PROVIDED MATERIAL —
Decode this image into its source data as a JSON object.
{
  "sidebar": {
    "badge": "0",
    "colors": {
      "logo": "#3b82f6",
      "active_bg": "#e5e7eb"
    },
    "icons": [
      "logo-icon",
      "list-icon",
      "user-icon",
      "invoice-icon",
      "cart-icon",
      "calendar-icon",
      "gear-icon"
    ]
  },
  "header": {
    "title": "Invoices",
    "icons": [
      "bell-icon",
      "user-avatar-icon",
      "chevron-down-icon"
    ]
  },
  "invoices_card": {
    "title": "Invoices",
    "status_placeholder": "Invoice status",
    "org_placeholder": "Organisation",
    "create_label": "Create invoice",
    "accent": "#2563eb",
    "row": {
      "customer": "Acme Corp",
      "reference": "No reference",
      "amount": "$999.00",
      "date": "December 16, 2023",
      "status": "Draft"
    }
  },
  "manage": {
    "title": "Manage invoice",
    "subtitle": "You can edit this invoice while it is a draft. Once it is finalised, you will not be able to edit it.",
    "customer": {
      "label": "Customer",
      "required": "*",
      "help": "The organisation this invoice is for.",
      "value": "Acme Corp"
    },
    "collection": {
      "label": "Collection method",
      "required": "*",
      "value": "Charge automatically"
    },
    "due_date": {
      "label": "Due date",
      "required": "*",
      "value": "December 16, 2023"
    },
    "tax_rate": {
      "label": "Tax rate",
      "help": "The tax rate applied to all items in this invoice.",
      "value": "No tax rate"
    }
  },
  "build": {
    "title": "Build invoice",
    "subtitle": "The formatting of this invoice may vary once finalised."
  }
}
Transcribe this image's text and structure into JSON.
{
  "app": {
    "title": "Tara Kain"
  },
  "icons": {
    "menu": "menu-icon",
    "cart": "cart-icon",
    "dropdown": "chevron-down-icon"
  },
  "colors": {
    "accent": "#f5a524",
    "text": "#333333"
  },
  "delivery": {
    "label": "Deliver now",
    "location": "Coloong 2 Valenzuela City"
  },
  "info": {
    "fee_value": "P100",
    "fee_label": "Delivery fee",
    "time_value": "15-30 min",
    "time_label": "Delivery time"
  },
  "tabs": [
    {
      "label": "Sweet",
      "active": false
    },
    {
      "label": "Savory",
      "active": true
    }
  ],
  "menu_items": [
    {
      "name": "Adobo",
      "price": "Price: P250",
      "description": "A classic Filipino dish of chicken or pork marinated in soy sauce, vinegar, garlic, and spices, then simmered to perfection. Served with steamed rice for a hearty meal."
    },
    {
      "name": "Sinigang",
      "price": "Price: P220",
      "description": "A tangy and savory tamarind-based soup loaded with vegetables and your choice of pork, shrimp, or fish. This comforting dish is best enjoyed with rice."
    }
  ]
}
---
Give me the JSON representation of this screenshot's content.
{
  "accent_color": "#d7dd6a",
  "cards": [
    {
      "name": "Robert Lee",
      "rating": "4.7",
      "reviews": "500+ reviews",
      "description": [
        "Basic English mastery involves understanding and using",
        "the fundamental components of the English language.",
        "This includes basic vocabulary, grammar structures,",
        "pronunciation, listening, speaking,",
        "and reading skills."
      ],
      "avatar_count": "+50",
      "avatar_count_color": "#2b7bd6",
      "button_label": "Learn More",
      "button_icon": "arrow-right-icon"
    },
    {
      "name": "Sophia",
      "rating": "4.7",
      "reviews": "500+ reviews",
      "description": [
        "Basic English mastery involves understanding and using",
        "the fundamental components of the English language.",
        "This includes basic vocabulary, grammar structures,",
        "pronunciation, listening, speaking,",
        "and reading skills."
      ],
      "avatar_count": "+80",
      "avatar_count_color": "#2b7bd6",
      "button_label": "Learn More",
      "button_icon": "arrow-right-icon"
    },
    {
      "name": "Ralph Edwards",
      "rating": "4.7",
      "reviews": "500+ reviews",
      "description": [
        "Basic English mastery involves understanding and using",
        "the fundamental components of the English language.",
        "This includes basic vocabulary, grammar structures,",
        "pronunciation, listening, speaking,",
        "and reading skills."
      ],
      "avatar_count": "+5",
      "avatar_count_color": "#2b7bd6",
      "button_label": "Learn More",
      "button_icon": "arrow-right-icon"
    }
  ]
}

STATED TASK — In the listing above, find each line with the word "JSON" and copy it.

COMPLETED TASK —
Decode this image into its source data as a JSON object.
Transcribe this image's text and structure into JSON.
Give me the JSON representation of this screenshot's content.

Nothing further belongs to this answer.